§ **Short exercise**:
Retype every entry word for word.

--- Provided records ---

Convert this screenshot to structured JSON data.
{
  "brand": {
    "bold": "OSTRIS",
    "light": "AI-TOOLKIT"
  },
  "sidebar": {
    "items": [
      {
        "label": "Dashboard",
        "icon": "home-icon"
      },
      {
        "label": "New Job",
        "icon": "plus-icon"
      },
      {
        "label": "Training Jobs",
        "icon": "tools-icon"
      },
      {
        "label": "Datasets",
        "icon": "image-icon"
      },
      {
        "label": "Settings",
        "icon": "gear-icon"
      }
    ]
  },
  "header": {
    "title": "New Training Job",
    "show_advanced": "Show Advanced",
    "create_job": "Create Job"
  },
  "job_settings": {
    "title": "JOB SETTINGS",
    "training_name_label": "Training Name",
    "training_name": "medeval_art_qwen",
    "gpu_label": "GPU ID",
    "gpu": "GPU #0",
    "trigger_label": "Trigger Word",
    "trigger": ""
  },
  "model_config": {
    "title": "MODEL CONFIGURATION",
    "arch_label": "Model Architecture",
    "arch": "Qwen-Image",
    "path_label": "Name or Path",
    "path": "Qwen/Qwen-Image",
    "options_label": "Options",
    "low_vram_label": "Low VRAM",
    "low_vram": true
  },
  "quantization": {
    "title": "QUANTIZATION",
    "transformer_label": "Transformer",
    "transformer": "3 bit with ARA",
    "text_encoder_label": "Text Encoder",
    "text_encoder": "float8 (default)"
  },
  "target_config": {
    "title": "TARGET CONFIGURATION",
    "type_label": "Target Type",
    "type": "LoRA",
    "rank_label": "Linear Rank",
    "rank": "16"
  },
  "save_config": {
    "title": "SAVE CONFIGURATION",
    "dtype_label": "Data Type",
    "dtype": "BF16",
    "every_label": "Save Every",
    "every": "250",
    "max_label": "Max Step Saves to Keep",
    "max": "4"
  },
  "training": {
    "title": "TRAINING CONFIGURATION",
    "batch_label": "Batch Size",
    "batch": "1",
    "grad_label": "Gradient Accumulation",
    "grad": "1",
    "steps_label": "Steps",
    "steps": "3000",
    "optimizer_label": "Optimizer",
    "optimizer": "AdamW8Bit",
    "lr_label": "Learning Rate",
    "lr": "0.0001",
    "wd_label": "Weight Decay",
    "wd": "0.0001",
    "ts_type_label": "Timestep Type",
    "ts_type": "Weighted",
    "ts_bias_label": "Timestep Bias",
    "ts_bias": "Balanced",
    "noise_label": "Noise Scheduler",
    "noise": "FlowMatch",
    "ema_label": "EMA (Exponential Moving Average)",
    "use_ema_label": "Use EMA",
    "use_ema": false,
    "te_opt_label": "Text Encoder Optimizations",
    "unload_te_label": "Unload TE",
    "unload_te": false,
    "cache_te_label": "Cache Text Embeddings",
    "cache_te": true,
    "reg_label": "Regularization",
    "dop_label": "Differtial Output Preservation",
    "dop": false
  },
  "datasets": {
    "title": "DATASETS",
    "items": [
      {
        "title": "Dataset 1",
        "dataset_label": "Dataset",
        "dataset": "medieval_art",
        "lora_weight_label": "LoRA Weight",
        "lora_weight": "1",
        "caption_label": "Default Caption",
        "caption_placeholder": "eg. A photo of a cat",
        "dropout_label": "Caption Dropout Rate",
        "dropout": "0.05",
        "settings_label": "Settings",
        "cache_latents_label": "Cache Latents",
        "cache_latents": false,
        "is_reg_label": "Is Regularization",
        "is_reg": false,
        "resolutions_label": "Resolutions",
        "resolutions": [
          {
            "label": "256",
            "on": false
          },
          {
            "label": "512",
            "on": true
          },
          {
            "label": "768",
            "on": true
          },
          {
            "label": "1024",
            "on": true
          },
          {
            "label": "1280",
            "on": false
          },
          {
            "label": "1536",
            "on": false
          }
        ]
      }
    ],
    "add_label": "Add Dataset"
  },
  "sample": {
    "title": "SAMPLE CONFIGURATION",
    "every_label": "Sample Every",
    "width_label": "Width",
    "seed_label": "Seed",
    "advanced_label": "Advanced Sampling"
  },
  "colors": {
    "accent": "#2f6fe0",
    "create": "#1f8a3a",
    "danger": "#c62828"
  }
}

---

§ **Written solution**:
Convert this screenshot to structured JSON data.
{
  "brand": {
    "bold": "OSTRIS",
    "light": "AI-TOOLKIT"
  },
  "sidebar": {
    "items": [
      {
        "label": "Dashboard",
        "icon": "home-icon"
      },
      {
        "label": "New Job",
        "icon": "plus-icon"
      },
      {
        "label": "Training Jobs",
        "icon": "tools-icon"
      },
      {
        "label": "Datasets",
        "icon": "image-icon"
      },
      {
        "label": "Settings",
        "icon": "gear-icon"
      }
    ]
  },
  "header": {
    "title": "New Training Job",
    "show_advanced": "Show Advanced",
    "create_job": "Create Job"
  },
  "job_settings": {
    "title": "JOB SETTINGS",
    "training_name_label": "Training Name",
    "training_name": "medeval_art_qwen",
    "gpu_label": "GPU ID",
    "gpu": "GPU #0",
    "trigger_label": "Trigger Word",
    "trigger": ""
  },
  "model_config": {
    "title": "MODEL CONFIGURATION",
    "arch_label": "Model Architecture",
    "arch": "Qwen-Image",
    "path_label": "Name or Path",
    "path": "Qwen/Qwen-Image",
    "options_label": "Options",
    "low_vram_label": "Low VRAM",
    "low_vram": true
  },
  "quantization": {
    "title": "QUANTIZATION",
    "transformer_label": "Transformer",
    "transformer": "3 bit with ARA",
    "text_encoder_label": "Text Encoder",
    "text_encoder": "float8 (default)"
  },
  "target_config": {
    "title": "TARGET CONFIGURATION",
    "type_label": "Target Type",
    "type": "LoRA",
    "rank_label": "Linear Rank",
    "rank": "16"
  },
  "save_config": {
    "title": "SAVE CONFIGURATION",
    "dtype_label": "Data Type",
    "dtype": "BF16",
    "every_label": "Save Every",
    "every": "250",
    "max_label": "Max Step Saves to Keep",
    "max": "4"
  },
  "training": {
    "title": "TRAINING CONFIGURATION",
    "batch_label": "Batch Size",
    "batch": "1",
    "grad_label": "Gradient Accumulation",
    "grad": "1",
    "steps_label": "Steps",
    "steps": "3000",
    "optimizer_label": "Optimizer",
    "optimizer": "AdamW8Bit",
    "lr_label": "Learning Rate",
    "lr": "0.0001",
    "wd_label": "Weight Decay",
    "wd": "0.0001",
    "ts_type_label": "Timestep Type",
    "ts_type": "Weighted",
    "ts_bias_label": "Timestep Bias",
    "ts_bias": "Balanced",
    "noise_label": "Noise Scheduler",
    "noise": "FlowMatch",
    "ema_label": "EMA (Exponential Moving Average)",
    "use_ema_label": "Use EMA",
    "use_ema": false,
    "te_opt_label": "Text Encoder Optimizations",
    "unload_te_label": "Unload TE",
    "unload_te": false,
    "cache_te_label": "Cache Text Embeddings",
    "cache_te": true,
    "reg_label": "Regularization",
    "dop_label": "Differtial Output Preservation",
    "dop": false
  },
  "datasets": {
    "title": "DATASETS",
    "items": [
      {
        "title": "Dataset 1",
        "dataset_label": "Dataset",
        "dataset": "medieval_art",
        "lora_weight_label": "LoRA Weight",
        "lora_weight": "1",
        "caption_label": "Default Caption",
        "caption_placeholder": "eg. A photo of a cat",
        "dropout_label": "Caption Dropout Rate",
        "dropout": "0.05",
        "settings_label": "Settings",
        "cache_latents_label": "Cache Latents",
        "cache_latents": false,
        "is_reg_label": "Is Regularization",
        "is_reg": false,
        "resolutions_label": "Resolutions",
        "resolutions": [
          {
            "label": "256",
            "on": false
          },
          {
            "label": "512",
            "on": true
          },
          {
            "label": "768",
            "on": true
          },
          {
            "label": "1024",
            "on": true
          },
          {
            "label": "1280",
            "on": false
          },
          {
            "label": "1536",
            "on": false
          }
        ]
      }
    ],
    "add_label": "Add Dataset"
  },
  "sample": {
    "title": "SAMPLE CONFIGURATION",
    "every_label": "Sample Every",
    "width_label": "Width",
    "seed_label": "Seed",
    "advanced_label": "Advanced Sampling"
  },
  "colors": {
    "accent": "#2f6fe0",
    "create": "#1f8a3a",
    "danger": "#c62828"
  }
}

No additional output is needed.